# WHAT THIS TASK INVOLVES
Return all the data below as it stands, minus the pictures.

# INPUT ROWS
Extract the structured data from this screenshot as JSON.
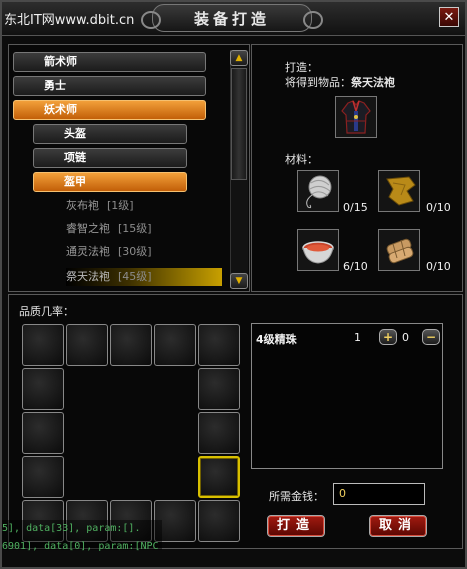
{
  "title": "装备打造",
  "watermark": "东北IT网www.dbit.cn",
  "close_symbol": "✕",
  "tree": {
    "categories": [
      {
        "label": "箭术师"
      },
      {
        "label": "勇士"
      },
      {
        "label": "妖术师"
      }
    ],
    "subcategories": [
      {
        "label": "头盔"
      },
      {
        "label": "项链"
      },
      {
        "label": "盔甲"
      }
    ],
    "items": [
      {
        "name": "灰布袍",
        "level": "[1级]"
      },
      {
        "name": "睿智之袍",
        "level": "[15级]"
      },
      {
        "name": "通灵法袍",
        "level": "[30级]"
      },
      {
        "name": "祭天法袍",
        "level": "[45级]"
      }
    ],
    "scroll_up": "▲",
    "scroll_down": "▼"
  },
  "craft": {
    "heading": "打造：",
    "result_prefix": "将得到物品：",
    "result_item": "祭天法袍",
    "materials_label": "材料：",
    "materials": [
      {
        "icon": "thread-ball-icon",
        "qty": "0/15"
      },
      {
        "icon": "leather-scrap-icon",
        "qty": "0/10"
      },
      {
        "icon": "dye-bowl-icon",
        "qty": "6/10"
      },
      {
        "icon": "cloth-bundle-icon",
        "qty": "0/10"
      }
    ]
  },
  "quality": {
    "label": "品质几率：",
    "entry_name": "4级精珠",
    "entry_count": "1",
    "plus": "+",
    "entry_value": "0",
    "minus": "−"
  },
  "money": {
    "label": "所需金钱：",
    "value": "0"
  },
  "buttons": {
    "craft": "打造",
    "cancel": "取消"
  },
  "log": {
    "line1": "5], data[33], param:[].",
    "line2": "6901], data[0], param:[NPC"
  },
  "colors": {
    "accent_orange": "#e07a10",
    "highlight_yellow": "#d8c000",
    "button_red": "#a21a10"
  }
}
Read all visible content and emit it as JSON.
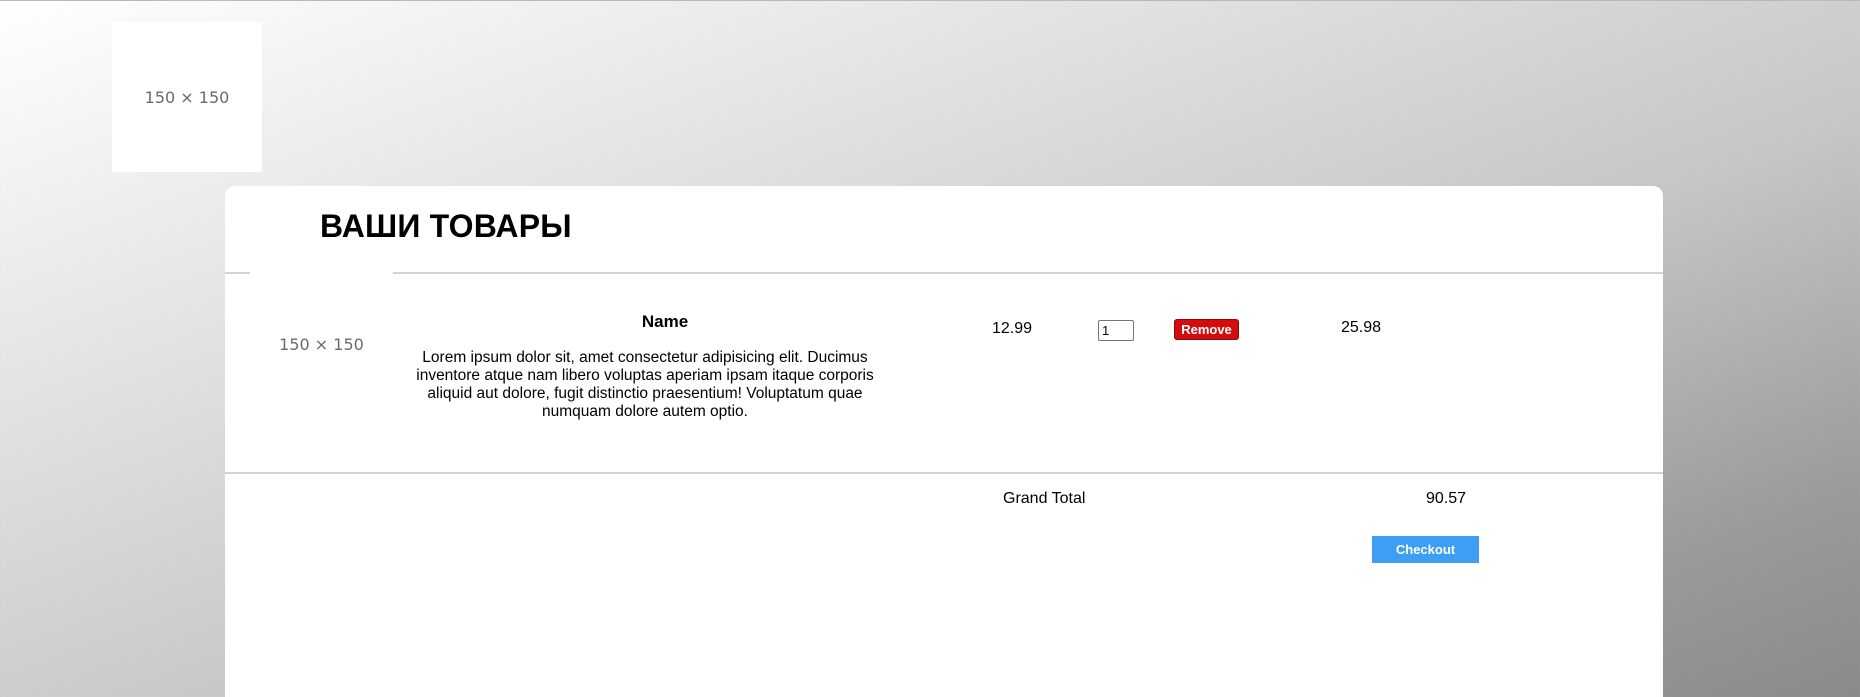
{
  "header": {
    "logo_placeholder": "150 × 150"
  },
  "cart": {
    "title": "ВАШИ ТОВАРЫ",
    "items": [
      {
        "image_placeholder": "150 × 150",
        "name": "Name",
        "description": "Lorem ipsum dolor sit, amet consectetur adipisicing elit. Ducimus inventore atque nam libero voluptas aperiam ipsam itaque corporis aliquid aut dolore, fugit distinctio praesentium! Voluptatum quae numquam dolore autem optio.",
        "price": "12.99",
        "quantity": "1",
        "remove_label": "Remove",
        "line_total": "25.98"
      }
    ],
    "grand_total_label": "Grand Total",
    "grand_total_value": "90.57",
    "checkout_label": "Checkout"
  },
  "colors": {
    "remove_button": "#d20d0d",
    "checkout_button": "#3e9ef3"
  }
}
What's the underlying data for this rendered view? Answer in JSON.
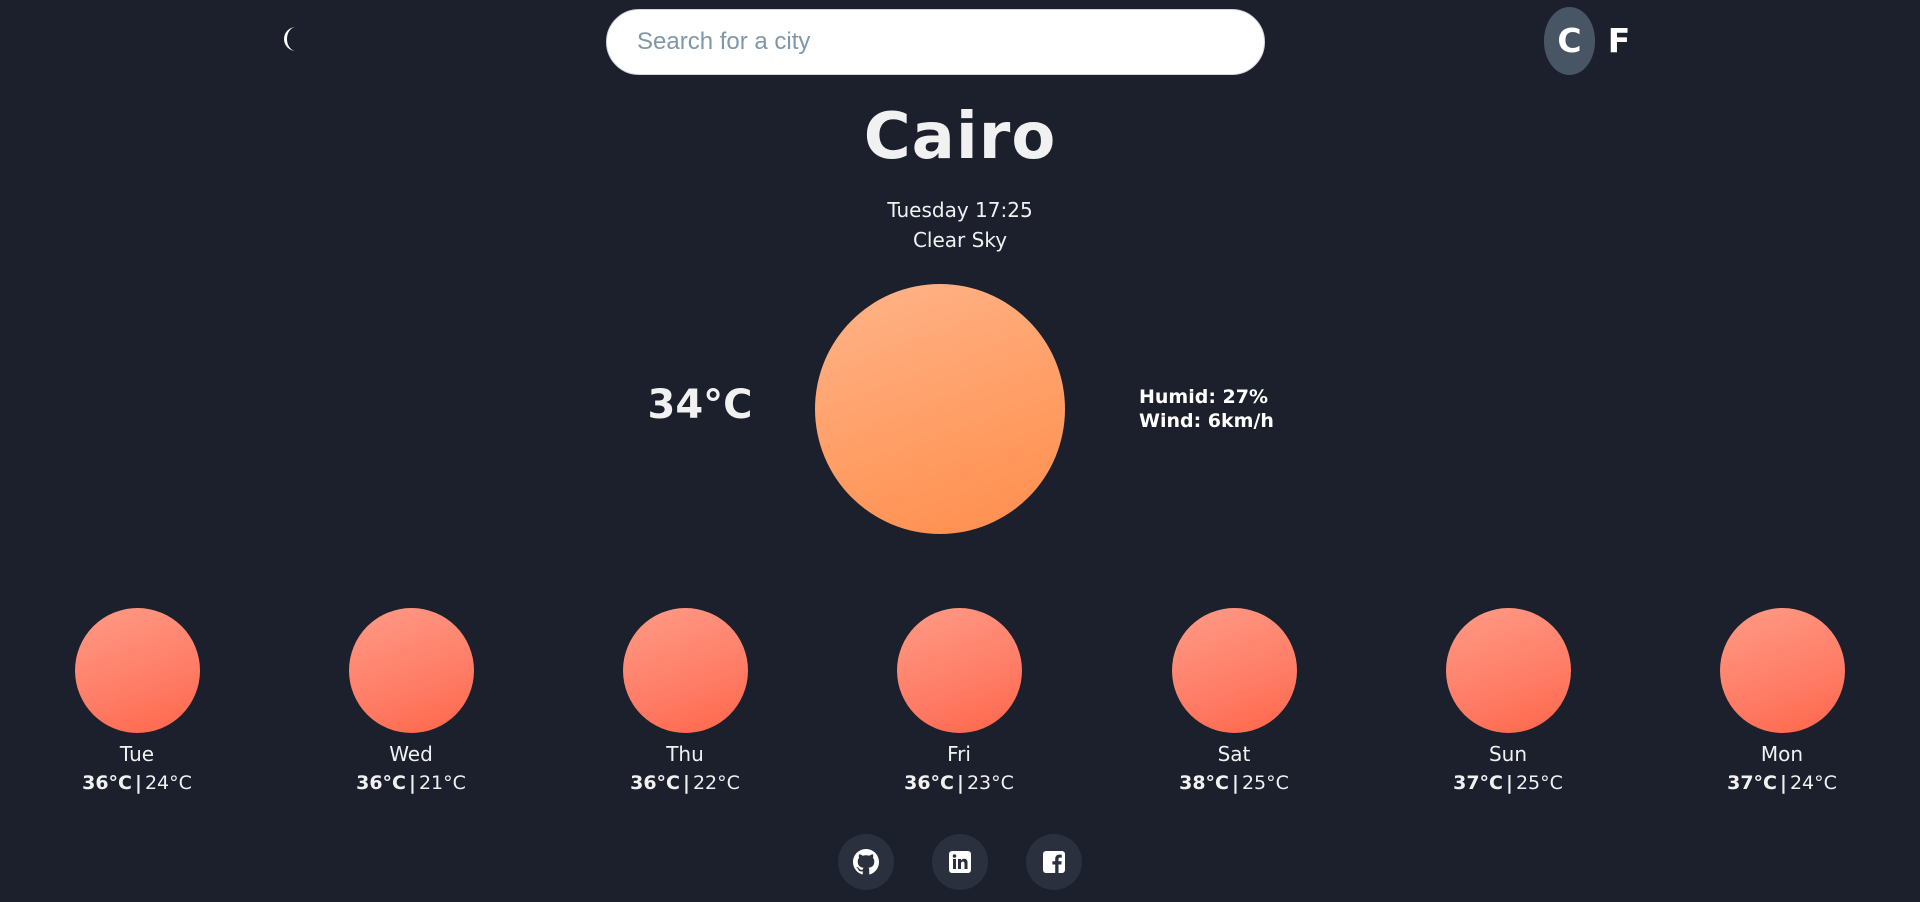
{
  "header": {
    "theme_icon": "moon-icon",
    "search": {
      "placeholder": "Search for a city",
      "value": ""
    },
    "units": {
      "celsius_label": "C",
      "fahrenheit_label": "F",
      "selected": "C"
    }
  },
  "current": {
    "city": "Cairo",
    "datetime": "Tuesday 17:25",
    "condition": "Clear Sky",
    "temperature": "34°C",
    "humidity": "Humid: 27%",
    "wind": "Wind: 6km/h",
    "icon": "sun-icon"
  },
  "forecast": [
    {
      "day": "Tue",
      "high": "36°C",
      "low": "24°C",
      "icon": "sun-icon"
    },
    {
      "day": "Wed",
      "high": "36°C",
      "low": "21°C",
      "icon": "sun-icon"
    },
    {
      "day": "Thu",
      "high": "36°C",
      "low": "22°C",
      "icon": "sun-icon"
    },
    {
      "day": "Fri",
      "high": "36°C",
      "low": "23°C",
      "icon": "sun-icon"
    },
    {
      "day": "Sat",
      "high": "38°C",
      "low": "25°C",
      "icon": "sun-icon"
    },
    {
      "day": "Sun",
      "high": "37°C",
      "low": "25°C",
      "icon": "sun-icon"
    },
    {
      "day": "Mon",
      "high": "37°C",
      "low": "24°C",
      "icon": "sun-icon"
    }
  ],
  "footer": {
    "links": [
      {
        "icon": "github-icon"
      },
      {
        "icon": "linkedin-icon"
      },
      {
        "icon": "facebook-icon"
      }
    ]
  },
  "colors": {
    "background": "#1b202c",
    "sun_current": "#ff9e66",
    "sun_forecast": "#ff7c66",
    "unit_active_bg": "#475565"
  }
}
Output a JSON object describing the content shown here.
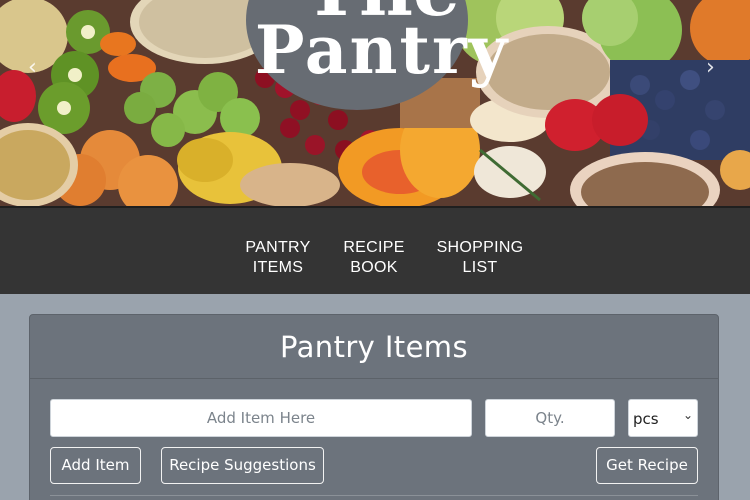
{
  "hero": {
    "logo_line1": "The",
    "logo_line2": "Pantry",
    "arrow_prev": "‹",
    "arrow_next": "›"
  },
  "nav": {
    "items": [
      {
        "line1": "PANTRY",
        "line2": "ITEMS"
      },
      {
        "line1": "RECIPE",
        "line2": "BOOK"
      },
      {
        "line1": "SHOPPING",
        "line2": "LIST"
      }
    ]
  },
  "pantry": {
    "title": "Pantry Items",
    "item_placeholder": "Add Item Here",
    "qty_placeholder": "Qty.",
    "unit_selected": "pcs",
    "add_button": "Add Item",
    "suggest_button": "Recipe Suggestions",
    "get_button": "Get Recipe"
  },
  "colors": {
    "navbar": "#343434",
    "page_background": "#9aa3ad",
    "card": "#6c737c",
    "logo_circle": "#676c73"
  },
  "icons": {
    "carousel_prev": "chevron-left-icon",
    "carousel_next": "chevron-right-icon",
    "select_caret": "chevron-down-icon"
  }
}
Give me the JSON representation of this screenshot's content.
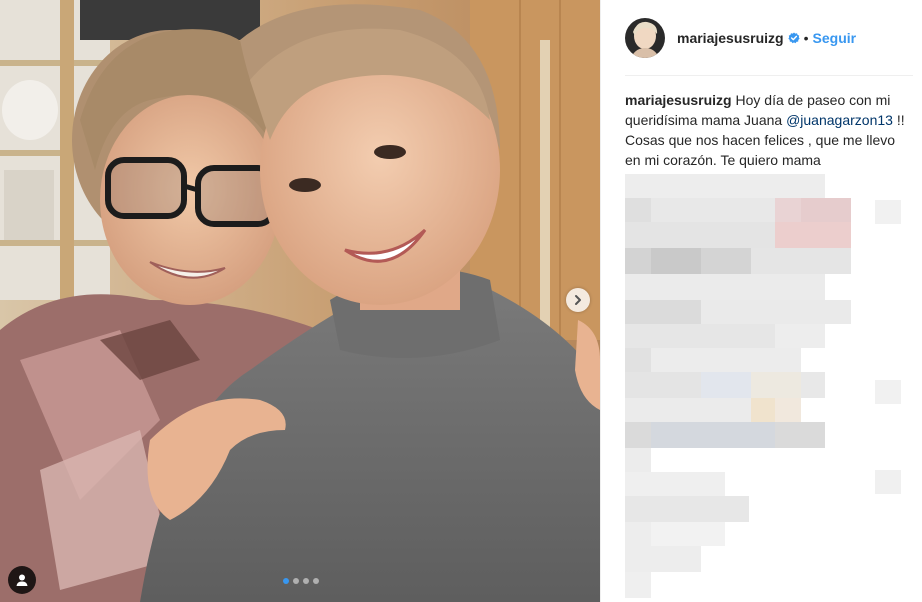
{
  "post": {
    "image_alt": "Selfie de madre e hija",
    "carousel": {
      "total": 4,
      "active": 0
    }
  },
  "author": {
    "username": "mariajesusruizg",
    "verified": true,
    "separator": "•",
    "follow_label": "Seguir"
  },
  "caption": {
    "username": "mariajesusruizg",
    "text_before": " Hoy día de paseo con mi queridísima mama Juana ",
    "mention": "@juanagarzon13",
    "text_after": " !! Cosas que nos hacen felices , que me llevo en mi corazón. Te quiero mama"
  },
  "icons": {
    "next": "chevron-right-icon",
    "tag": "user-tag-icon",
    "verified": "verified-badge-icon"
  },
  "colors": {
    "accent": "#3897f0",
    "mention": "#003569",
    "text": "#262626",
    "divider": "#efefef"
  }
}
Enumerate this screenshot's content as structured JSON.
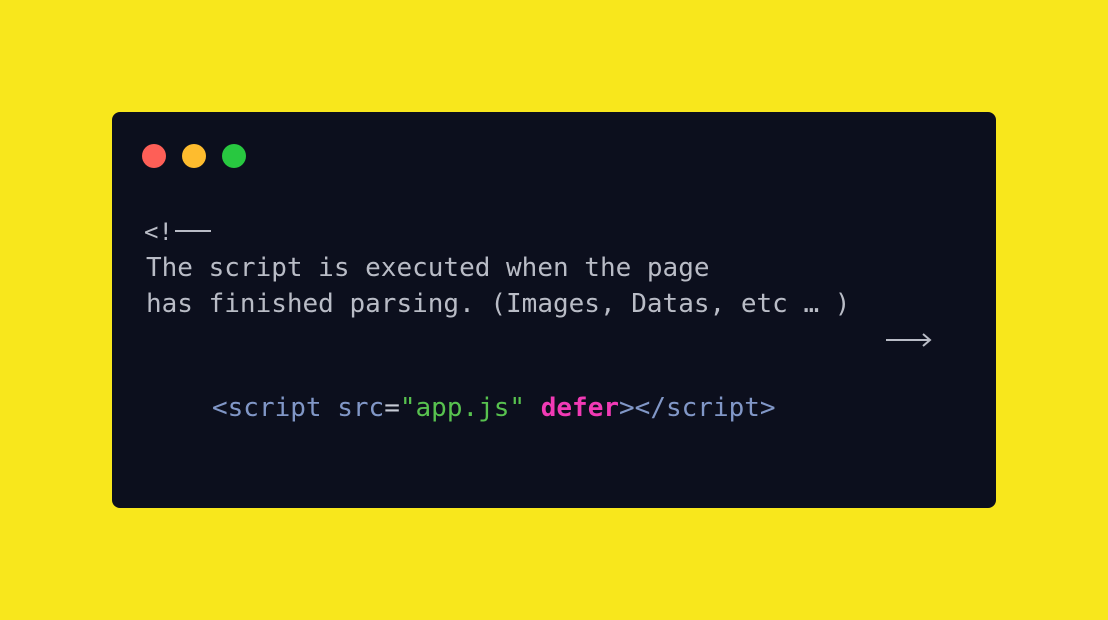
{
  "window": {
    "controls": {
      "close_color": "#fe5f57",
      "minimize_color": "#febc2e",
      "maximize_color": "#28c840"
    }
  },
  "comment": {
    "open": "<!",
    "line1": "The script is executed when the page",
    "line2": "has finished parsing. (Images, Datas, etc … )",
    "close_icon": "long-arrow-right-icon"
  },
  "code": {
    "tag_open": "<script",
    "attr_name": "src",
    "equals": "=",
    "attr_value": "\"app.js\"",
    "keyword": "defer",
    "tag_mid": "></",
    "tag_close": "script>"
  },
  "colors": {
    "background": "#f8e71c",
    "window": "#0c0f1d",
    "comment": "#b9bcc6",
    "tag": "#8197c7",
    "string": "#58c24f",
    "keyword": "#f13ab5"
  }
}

# THE OUTPUT
Extract the structured data from this screenshot as JSON.
{
  "title": "装备打造",
  "watermark": "东北IT网www.dbit.cn",
  "close_symbol": "✕",
  "tree": {
    "categories": [
      {
        "label": "箭术师"
      },
      {
        "label": "勇士"
      },
      {
        "label": "妖术师"
      }
    ],
    "subcategories": [
      {
        "label": "头盔"
      },
      {
        "label": "项链"
      },
      {
        "label": "盔甲"
      }
    ],
    "items": [
      {
        "name": "灰布袍",
        "level": "[1级]"
      },
      {
        "name": "睿智之袍",
        "level": "[15级]"
      },
      {
        "name": "通灵法袍",
        "level": "[30级]"
      },
      {
        "name": "祭天法袍",
        "level": "[45级]"
      }
    ],
    "scroll_up": "▲",
    "scroll_down": "▼"
  },
  "craft": {
    "heading": "打造：",
    "result_prefix": "将得到物品：",
    "result_item": "祭天法袍",
    "materials_label": "材料：",
    "materials": [
      {
        "icon": "thread-ball-icon",
        "qty": "0/15"
      },
      {
        "icon": "leather-scrap-icon",
        "qty": "0/10"
      },
      {
        "icon": "dye-bowl-icon",
        "qty": "6/10"
      },
      {
        "icon": "cloth-bundle-icon",
        "qty": "0/10"
      }
    ]
  },
  "quality": {
    "label": "品质几率：",
    "entry_name": "4级精珠",
    "entry_count": "1",
    "plus": "+",
    "entry_value": "0",
    "minus": "−"
  },
  "money": {
    "label": "所需金钱：",
    "value": "0"
  },
  "buttons": {
    "craft": "打造",
    "cancel": "取消"
  },
  "log": {
    "line1": "5], data[33], param:[].",
    "line2": "6901], data[0], param:[NPC"
  },
  "colors": {
    "accent_orange": "#e07a10",
    "highlight_yellow": "#d8c000",
    "button_red": "#a21a10"
  }
}
Read all visible content and emit it as JSON.
{
  "header": {
    "logo_placeholder": "150 × 150"
  },
  "cart": {
    "title": "ВАШИ ТОВАРЫ",
    "items": [
      {
        "image_placeholder": "150 × 150",
        "name": "Name",
        "description": "Lorem ipsum dolor sit, amet consectetur adipisicing elit. Ducimus inventore atque nam libero voluptas aperiam ipsam itaque corporis aliquid aut dolore, fugit distinctio praesentium! Voluptatum quae numquam dolore autem optio.",
        "price": "12.99",
        "quantity": "1",
        "remove_label": "Remove",
        "line_total": "25.98"
      }
    ],
    "grand_total_label": "Grand Total",
    "grand_total_value": "90.57",
    "checkout_label": "Checkout"
  },
  "colors": {
    "remove_button": "#d20d0d",
    "checkout_button": "#3e9ef3"
  }
}
What's the underlying data for this rendered view? Answer in JSON.
{
  "header": {
    "theme_icon": "moon-icon",
    "search": {
      "placeholder": "Search for a city",
      "value": ""
    },
    "units": {
      "celsius_label": "C",
      "fahrenheit_label": "F",
      "selected": "C"
    }
  },
  "current": {
    "city": "Cairo",
    "datetime": "Tuesday 17:25",
    "condition": "Clear Sky",
    "temperature": "34°C",
    "humidity": "Humid: 27%",
    "wind": "Wind: 6km/h",
    "icon": "sun-icon"
  },
  "forecast": [
    {
      "day": "Tue",
      "high": "36°C",
      "low": "24°C",
      "icon": "sun-icon"
    },
    {
      "day": "Wed",
      "high": "36°C",
      "low": "21°C",
      "icon": "sun-icon"
    },
    {
      "day": "Thu",
      "high": "36°C",
      "low": "22°C",
      "icon": "sun-icon"
    },
    {
      "day": "Fri",
      "high": "36°C",
      "low": "23°C",
      "icon": "sun-icon"
    },
    {
      "day": "Sat",
      "high": "38°C",
      "low": "25°C",
      "icon": "sun-icon"
    },
    {
      "day": "Sun",
      "high": "37°C",
      "low": "25°C",
      "icon": "sun-icon"
    },
    {
      "day": "Mon",
      "high": "37°C",
      "low": "24°C",
      "icon": "sun-icon"
    }
  ],
  "footer": {
    "links": [
      {
        "icon": "github-icon"
      },
      {
        "icon": "linkedin-icon"
      },
      {
        "icon": "facebook-icon"
      }
    ]
  },
  "colors": {
    "background": "#1b202c",
    "sun_current": "#ff9e66",
    "sun_forecast": "#ff7c66",
    "unit_active_bg": "#475565"
  }
}
Output a JSON object describing the content shown here.
{
  "hero": {
    "logo_line1": "The",
    "logo_line2": "Pantry",
    "arrow_prev": "‹",
    "arrow_next": "›"
  },
  "nav": {
    "items": [
      {
        "line1": "PANTRY",
        "line2": "ITEMS"
      },
      {
        "line1": "RECIPE",
        "line2": "BOOK"
      },
      {
        "line1": "SHOPPING",
        "line2": "LIST"
      }
    ]
  },
  "pantry": {
    "title": "Pantry Items",
    "item_placeholder": "Add Item Here",
    "qty_placeholder": "Qty.",
    "unit_selected": "pcs",
    "add_button": "Add Item",
    "suggest_button": "Recipe Suggestions",
    "get_button": "Get Recipe"
  },
  "colors": {
    "navbar": "#343434",
    "page_background": "#9aa3ad",
    "card": "#6c737c",
    "logo_circle": "#676c73"
  },
  "icons": {
    "carousel_prev": "chevron-left-icon",
    "carousel_next": "chevron-right-icon",
    "select_caret": "chevron-down-icon"
  }
}
Give me the JSON representation of this screenshot's content.
{
  "post": {
    "image_alt": "Selfie de madre e hija",
    "carousel": {
      "total": 4,
      "active": 0
    }
  },
  "author": {
    "username": "mariajesusruizg",
    "verified": true,
    "separator": "•",
    "follow_label": "Seguir"
  },
  "caption": {
    "username": "mariajesusruizg",
    "text_before": " Hoy día de paseo con mi queridísima mama Juana ",
    "mention": "@juanagarzon13",
    "text_after": " !! Cosas que nos hacen felices , que me llevo en mi corazón. Te quiero mama"
  },
  "icons": {
    "next": "chevron-right-icon",
    "tag": "user-tag-icon",
    "verified": "verified-badge-icon"
  },
  "colors": {
    "accent": "#3897f0",
    "mention": "#003569",
    "text": "#262626",
    "divider": "#efefef"
  }
}
Enumerate this screenshot's content as structured JSON.
{
  "window": {
    "controls": {
      "close_color": "#fe5f57",
      "minimize_color": "#febc2e",
      "maximize_color": "#28c840"
    }
  },
  "comment": {
    "open": "<!",
    "line1": "The script is executed when the page",
    "line2": "has finished parsing. (Images, Datas, etc … )",
    "close_icon": "long-arrow-right-icon"
  },
  "code": {
    "tag_open": "<script",
    "attr_name": "src",
    "equals": "=",
    "attr_value": "\"app.js\"",
    "keyword": "defer",
    "tag_mid": "></",
    "tag_close": "script>"
  },
  "colors": {
    "background": "#f8e71c",
    "window": "#0c0f1d",
    "comment": "#b9bcc6",
    "tag": "#8197c7",
    "string": "#58c24f",
    "keyword": "#f13ab5"
  }
}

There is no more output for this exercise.